• **SET EXERCISE**
Take from the listing each line that has the string "duration".

• **ENTRIES PROVIDED**

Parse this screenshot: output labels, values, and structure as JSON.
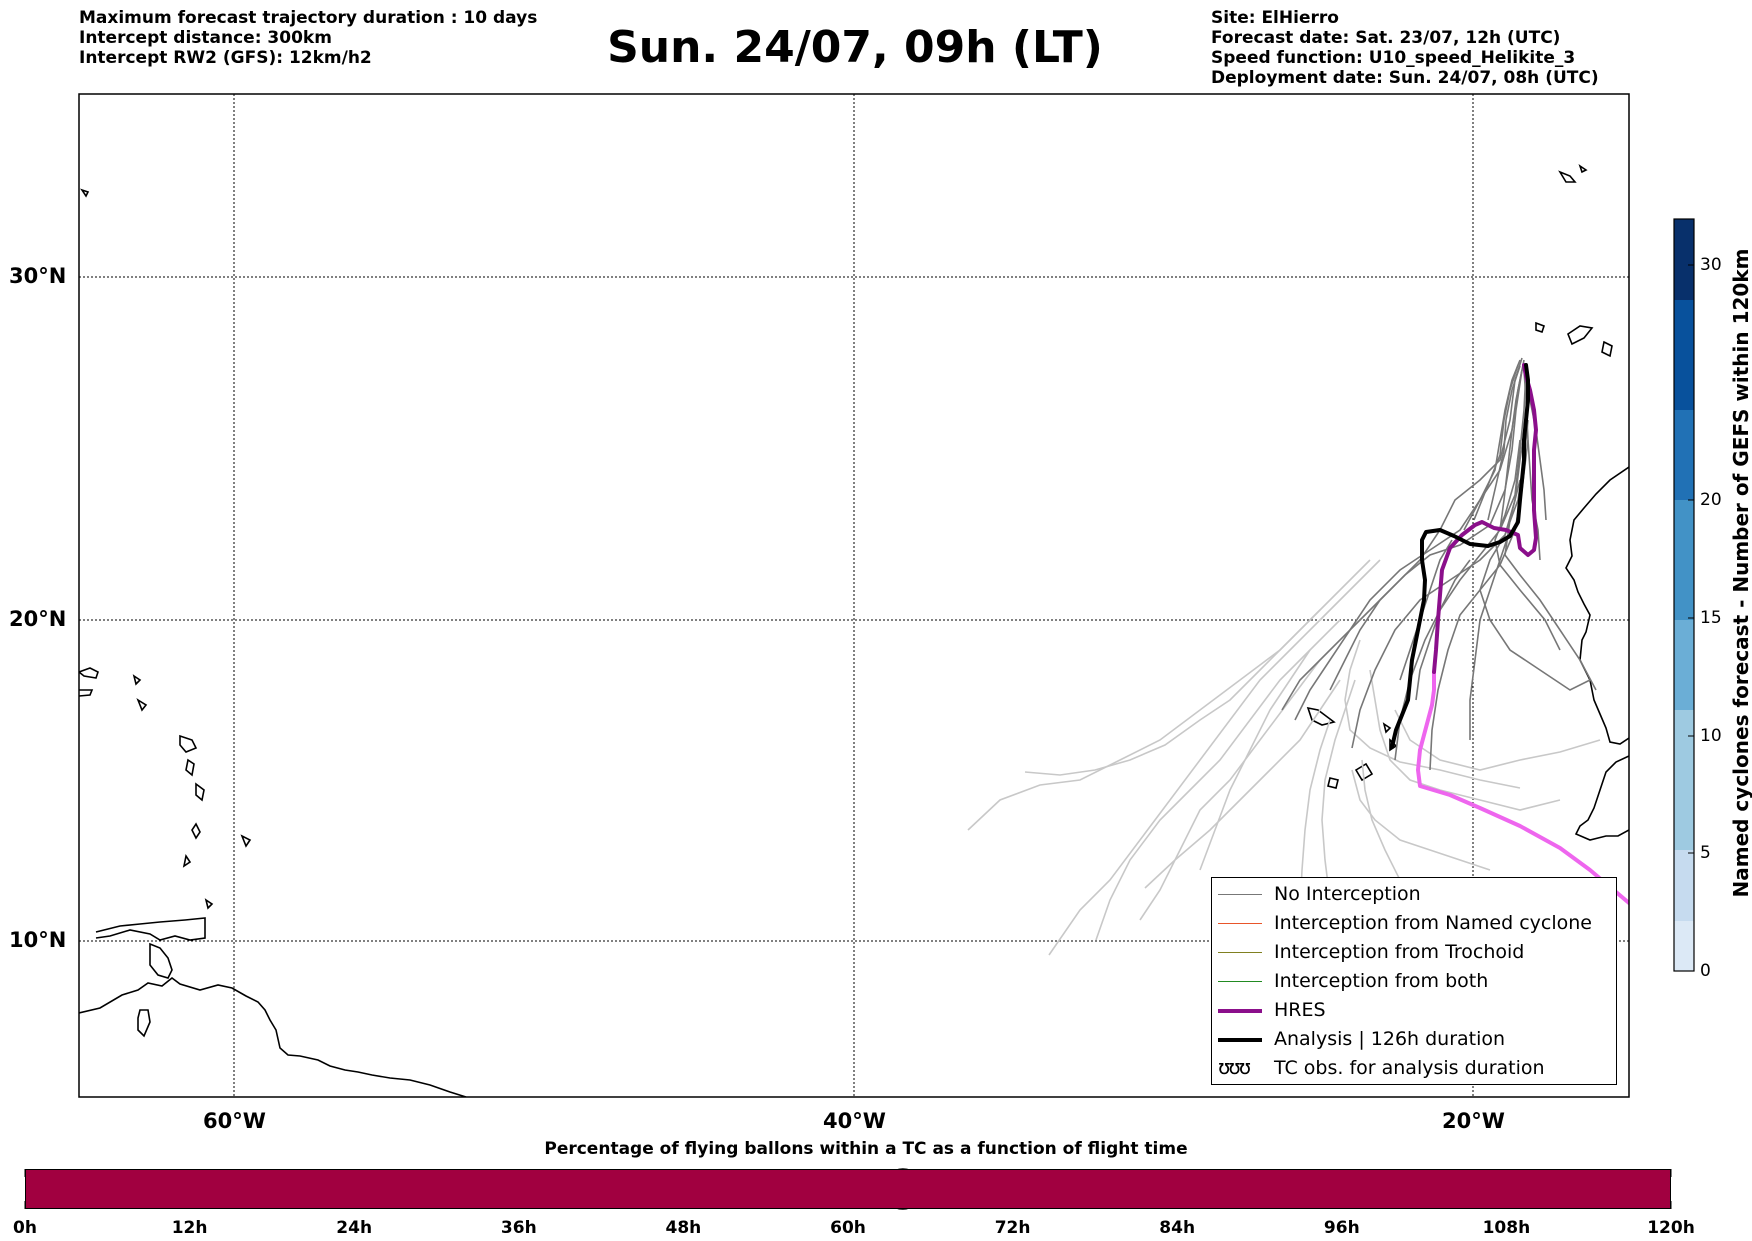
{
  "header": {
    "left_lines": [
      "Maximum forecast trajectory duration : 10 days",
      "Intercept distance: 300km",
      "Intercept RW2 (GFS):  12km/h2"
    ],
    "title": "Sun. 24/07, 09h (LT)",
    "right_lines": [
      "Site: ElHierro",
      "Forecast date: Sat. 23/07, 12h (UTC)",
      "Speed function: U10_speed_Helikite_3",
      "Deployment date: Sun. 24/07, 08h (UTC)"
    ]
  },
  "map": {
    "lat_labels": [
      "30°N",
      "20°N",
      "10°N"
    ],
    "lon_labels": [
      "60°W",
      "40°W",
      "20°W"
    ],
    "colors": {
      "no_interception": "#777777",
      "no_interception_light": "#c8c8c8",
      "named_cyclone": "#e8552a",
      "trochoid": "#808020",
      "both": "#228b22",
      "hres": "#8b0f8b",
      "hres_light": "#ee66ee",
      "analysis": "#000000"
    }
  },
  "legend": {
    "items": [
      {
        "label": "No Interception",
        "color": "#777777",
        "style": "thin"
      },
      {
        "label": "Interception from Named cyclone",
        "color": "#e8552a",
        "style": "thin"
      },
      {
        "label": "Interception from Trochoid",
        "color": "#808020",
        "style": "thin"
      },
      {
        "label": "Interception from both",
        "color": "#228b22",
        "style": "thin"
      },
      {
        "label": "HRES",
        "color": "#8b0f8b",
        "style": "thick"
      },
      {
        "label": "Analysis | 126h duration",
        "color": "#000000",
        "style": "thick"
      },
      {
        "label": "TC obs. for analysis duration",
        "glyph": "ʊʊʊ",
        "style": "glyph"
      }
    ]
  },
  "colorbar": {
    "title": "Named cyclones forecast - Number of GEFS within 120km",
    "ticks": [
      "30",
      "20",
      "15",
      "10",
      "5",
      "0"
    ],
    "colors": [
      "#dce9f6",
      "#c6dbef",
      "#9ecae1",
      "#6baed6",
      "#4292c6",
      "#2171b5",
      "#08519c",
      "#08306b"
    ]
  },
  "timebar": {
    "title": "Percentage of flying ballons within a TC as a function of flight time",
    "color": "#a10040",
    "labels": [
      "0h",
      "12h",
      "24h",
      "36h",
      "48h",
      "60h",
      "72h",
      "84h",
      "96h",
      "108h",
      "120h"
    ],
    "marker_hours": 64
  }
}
* * *
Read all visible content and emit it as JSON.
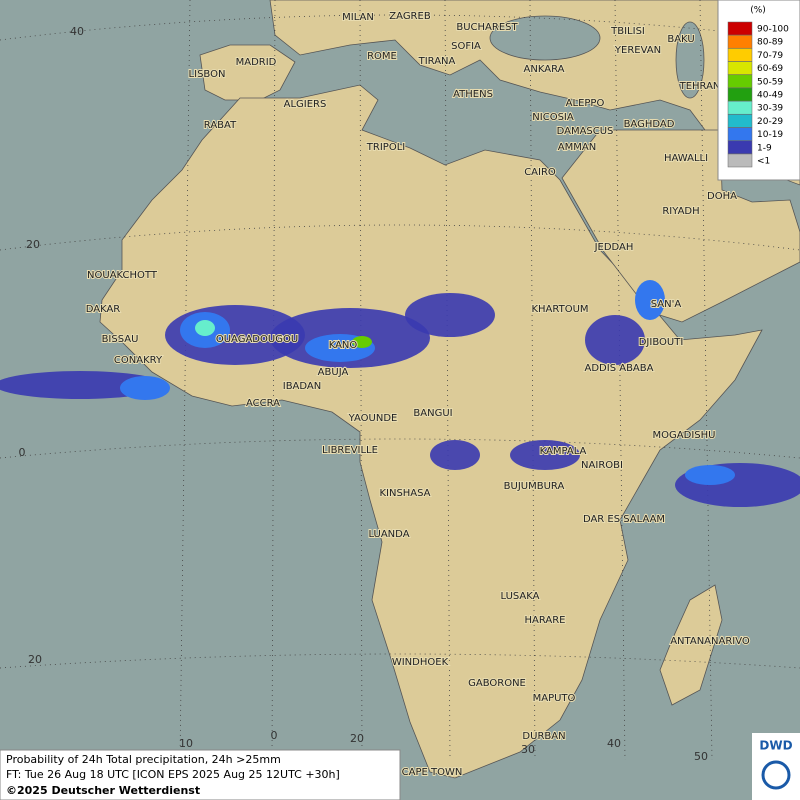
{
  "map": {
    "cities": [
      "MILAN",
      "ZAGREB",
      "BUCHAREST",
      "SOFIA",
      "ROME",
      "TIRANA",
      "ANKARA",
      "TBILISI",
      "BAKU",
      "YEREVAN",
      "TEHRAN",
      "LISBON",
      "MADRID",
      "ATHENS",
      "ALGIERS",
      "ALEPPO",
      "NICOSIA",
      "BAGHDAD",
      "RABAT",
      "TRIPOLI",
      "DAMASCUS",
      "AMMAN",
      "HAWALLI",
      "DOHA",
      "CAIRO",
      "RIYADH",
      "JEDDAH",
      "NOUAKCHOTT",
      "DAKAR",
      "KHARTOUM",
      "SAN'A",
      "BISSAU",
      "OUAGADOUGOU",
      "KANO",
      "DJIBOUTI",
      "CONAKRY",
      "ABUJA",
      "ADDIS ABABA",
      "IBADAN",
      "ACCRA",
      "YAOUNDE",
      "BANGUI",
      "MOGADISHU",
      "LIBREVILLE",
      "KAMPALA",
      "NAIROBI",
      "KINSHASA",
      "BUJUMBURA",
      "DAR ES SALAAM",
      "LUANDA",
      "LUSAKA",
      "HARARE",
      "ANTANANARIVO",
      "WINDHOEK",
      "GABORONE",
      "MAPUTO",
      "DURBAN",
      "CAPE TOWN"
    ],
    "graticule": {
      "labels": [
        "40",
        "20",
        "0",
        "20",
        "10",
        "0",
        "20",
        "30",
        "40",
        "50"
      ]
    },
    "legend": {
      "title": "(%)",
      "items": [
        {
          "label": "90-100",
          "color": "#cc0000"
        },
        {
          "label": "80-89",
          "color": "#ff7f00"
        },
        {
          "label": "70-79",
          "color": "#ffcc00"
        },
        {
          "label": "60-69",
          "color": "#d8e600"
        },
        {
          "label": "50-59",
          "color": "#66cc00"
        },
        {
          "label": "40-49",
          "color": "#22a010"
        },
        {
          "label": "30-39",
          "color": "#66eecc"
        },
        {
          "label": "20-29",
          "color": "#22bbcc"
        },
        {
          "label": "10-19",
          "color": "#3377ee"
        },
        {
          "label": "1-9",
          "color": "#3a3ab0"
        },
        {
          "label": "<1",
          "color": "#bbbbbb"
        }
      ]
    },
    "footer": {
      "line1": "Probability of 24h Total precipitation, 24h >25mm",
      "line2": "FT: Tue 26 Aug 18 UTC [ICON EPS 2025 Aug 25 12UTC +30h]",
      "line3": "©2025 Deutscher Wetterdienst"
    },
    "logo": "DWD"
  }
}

• **SOLUTION BELOW**
      "Maximum forecast trajectory duration : 10 days",
        "label": "Analysis | 126h duration",
        "label": "TC obs. for analysis duration",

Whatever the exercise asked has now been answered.